EXERCISE PROMPT: Restate the entries below verbatim.

[Dataset items]
BEGIN
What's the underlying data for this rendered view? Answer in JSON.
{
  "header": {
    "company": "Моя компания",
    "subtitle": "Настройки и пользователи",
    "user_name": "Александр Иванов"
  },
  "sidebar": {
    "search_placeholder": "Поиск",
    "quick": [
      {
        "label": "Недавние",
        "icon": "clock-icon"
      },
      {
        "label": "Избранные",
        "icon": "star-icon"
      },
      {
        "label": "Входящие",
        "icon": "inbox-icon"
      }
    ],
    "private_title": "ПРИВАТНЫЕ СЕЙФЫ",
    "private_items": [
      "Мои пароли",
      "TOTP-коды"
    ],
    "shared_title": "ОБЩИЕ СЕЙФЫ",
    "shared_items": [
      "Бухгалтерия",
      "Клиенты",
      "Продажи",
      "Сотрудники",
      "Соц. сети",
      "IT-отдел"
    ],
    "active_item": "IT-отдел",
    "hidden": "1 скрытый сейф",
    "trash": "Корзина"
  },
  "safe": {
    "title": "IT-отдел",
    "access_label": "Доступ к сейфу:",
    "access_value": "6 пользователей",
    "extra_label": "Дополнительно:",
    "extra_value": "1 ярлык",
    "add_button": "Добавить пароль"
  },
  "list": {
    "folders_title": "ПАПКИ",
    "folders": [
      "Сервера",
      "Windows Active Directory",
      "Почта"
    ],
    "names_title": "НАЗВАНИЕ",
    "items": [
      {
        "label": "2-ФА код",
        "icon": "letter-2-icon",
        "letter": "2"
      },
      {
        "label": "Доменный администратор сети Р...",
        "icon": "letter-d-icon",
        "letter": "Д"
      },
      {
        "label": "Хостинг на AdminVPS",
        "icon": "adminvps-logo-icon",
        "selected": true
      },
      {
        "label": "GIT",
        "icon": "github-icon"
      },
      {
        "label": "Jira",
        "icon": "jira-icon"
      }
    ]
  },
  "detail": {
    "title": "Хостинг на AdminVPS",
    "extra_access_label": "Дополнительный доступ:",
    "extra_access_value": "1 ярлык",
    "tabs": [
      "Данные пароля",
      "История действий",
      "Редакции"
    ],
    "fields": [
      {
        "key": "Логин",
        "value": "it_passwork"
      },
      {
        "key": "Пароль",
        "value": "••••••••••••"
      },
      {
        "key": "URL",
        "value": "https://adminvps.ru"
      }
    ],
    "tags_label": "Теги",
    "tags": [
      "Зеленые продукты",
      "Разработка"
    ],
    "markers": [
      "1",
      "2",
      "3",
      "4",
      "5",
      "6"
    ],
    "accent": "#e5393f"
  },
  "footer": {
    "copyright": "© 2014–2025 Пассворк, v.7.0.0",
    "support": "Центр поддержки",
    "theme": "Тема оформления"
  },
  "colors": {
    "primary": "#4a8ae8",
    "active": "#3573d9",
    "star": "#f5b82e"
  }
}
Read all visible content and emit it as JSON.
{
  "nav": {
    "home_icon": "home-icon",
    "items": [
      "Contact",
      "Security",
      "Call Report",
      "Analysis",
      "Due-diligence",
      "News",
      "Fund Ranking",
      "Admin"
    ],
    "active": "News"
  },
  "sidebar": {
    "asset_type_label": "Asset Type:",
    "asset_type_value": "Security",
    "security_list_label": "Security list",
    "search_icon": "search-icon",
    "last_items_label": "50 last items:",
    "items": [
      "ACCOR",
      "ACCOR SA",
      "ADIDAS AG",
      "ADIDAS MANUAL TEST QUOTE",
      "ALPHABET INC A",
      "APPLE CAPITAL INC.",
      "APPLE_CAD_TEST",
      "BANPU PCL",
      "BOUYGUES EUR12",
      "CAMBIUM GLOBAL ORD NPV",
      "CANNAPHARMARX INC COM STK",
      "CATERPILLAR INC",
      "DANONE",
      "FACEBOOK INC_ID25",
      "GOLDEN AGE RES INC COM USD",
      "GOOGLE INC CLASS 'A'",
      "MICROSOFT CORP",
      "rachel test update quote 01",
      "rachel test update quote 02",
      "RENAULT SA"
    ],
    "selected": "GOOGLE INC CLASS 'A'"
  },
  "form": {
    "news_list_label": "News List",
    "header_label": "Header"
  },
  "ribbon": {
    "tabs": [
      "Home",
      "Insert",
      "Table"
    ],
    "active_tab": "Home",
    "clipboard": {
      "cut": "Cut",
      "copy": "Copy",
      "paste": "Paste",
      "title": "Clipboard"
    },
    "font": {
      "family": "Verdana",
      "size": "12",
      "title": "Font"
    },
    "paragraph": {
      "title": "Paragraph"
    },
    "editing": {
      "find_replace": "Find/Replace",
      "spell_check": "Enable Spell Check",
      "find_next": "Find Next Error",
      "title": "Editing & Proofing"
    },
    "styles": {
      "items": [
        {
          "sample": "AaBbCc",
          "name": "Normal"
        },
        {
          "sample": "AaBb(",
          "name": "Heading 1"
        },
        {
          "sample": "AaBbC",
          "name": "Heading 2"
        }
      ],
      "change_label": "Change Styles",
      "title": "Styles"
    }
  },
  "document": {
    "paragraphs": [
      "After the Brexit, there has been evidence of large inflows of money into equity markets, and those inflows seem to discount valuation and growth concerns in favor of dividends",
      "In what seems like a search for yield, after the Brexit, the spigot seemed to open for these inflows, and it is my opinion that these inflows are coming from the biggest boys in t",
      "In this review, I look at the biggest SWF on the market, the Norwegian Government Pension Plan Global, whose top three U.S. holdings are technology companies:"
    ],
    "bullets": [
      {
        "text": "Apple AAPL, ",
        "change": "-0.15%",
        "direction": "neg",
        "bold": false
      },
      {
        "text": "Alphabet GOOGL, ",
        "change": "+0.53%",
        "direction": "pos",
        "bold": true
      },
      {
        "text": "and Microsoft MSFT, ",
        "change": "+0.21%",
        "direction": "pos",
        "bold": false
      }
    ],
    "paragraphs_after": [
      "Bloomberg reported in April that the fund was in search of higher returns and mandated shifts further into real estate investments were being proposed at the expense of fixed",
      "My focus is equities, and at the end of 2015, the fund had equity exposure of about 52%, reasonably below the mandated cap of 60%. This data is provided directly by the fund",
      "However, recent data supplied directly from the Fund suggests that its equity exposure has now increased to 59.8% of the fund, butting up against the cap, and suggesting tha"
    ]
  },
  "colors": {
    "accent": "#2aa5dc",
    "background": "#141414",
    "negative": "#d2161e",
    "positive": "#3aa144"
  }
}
END
RESPONSE:
What's the underlying data for this rendered view? Answer in JSON.
{
  "header": {
    "company": "Моя компания",
    "subtitle": "Настройки и пользователи",
    "user_name": "Александр Иванов"
  },
  "sidebar": {
    "search_placeholder": "Поиск",
    "quick": [
      {
        "label": "Недавние",
        "icon": "clock-icon"
      },
      {
        "label": "Избранные",
        "icon": "star-icon"
      },
      {
        "label": "Входящие",
        "icon": "inbox-icon"
      }
    ],
    "private_title": "ПРИВАТНЫЕ СЕЙФЫ",
    "private_items": [
      "Мои пароли",
      "TOTP-коды"
    ],
    "shared_title": "ОБЩИЕ СЕЙФЫ",
    "shared_items": [
      "Бухгалтерия",
      "Клиенты",
      "Продажи",
      "Сотрудники",
      "Соц. сети",
      "IT-отдел"
    ],
    "active_item": "IT-отдел",
    "hidden": "1 скрытый сейф",
    "trash": "Корзина"
  },
  "safe": {
    "title": "IT-отдел",
    "access_label": "Доступ к сейфу:",
    "access_value": "6 пользователей",
    "extra_label": "Дополнительно:",
    "extra_value": "1 ярлык",
    "add_button": "Добавить пароль"
  },
  "list": {
    "folders_title": "ПАПКИ",
    "folders": [
      "Сервера",
      "Windows Active Directory",
      "Почта"
    ],
    "names_title": "НАЗВАНИЕ",
    "items": [
      {
        "label": "2-ФА код",
        "icon": "letter-2-icon",
        "letter": "2"
      },
      {
        "label": "Доменный администратор сети Р...",
        "icon": "letter-d-icon",
        "letter": "Д"
      },
      {
        "label": "Хостинг на AdminVPS",
        "icon": "adminvps-logo-icon",
        "selected": true
      },
      {
        "label": "GIT",
        "icon": "github-icon"
      },
      {
        "label": "Jira",
        "icon": "jira-icon"
      }
    ]
  },
  "detail": {
    "title": "Хостинг на AdminVPS",
    "extra_access_label": "Дополнительный доступ:",
    "extra_access_value": "1 ярлык",
    "tabs": [
      "Данные пароля",
      "История действий",
      "Редакции"
    ],
    "fields": [
      {
        "key": "Логин",
        "value": "it_passwork"
      },
      {
        "key": "Пароль",
        "value": "••••••••••••"
      },
      {
        "key": "URL",
        "value": "https://adminvps.ru"
      }
    ],
    "tags_label": "Теги",
    "tags": [
      "Зеленые продукты",
      "Разработка"
    ],
    "markers": [
      "1",
      "2",
      "3",
      "4",
      "5",
      "6"
    ],
    "accent": "#e5393f"
  },
  "footer": {
    "copyright": "© 2014–2025 Пассворк, v.7.0.0",
    "support": "Центр поддержки",
    "theme": "Тема оформления"
  },
  "colors": {
    "primary": "#4a8ae8",
    "active": "#3573d9",
    "star": "#f5b82e"
  }
}
Read all visible content and emit it as JSON.
{
  "nav": {
    "home_icon": "home-icon",
    "items": [
      "Contact",
      "Security",
      "Call Report",
      "Analysis",
      "Due-diligence",
      "News",
      "Fund Ranking",
      "Admin"
    ],
    "active": "News"
  },
  "sidebar": {
    "asset_type_label": "Asset Type:",
    "asset_type_value": "Security",
    "security_list_label": "Security list",
    "search_icon": "search-icon",
    "last_items_label": "50 last items:",
    "items": [
      "ACCOR",
      "ACCOR SA",
      "ADIDAS AG",
      "ADIDAS MANUAL TEST QUOTE",
      "ALPHABET INC A",
      "APPLE CAPITAL INC.",
      "APPLE_CAD_TEST",
      "BANPU PCL",
      "BOUYGUES EUR12",
      "CAMBIUM GLOBAL ORD NPV",
      "CANNAPHARMARX INC COM STK",
      "CATERPILLAR INC",
      "DANONE",
      "FACEBOOK INC_ID25",
      "GOLDEN AGE RES INC COM USD",
      "GOOGLE INC CLASS 'A'",
      "MICROSOFT CORP",
      "rachel test update quote 01",
      "rachel test update quote 02",
      "RENAULT SA"
    ],
    "selected": "GOOGLE INC CLASS 'A'"
  },
  "form": {
    "news_list_label": "News List",
    "header_label": "Header"
  },
  "ribbon": {
    "tabs": [
      "Home",
      "Insert",
      "Table"
    ],
    "active_tab": "Home",
    "clipboard": {
      "cut": "Cut",
      "copy": "Copy",
      "paste": "Paste",
      "title": "Clipboard"
    },
    "font": {
      "family": "Verdana",
      "size": "12",
      "title": "Font"
    },
    "paragraph": {
      "title": "Paragraph"
    },
    "editing": {
      "find_replace": "Find/Replace",
      "spell_check": "Enable Spell Check",
      "find_next": "Find Next Error",
      "title": "Editing & Proofing"
    },
    "styles": {
      "items": [
        {
          "sample": "AaBbCc",
          "name": "Normal"
        },
        {
          "sample": "AaBb(",
          "name": "Heading 1"
        },
        {
          "sample": "AaBbC",
          "name": "Heading 2"
        }
      ],
      "change_label": "Change Styles",
      "title": "Styles"
    }
  },
  "document": {
    "paragraphs": [
      "After the Brexit, there has been evidence of large inflows of money into equity markets, and those inflows seem to discount valuation and growth concerns in favor of dividends",
      "In what seems like a search for yield, after the Brexit, the spigot seemed to open for these inflows, and it is my opinion that these inflows are coming from the biggest boys in t",
      "In this review, I look at the biggest SWF on the market, the Norwegian Government Pension Plan Global, whose top three U.S. holdings are technology companies:"
    ],
    "bullets": [
      {
        "text": "Apple AAPL, ",
        "change": "-0.15%",
        "direction": "neg",
        "bold": false
      },
      {
        "text": "Alphabet GOOGL, ",
        "change": "+0.53%",
        "direction": "pos",
        "bold": true
      },
      {
        "text": "and Microsoft MSFT, ",
        "change": "+0.21%",
        "direction": "pos",
        "bold": false
      }
    ],
    "paragraphs_after": [
      "Bloomberg reported in April that the fund was in search of higher returns and mandated shifts further into real estate investments were being proposed at the expense of fixed",
      "My focus is equities, and at the end of 2015, the fund had equity exposure of about 52%, reasonably below the mandated cap of 60%. This data is provided directly by the fund",
      "However, recent data supplied directly from the Fund suggests that its equity exposure has now increased to 59.8% of the fund, butting up against the cap, and suggesting tha"
    ]
  },
  "colors": {
    "accent": "#2aa5dc",
    "background": "#141414",
    "negative": "#d2161e",
    "positive": "#3aa144"
  }
}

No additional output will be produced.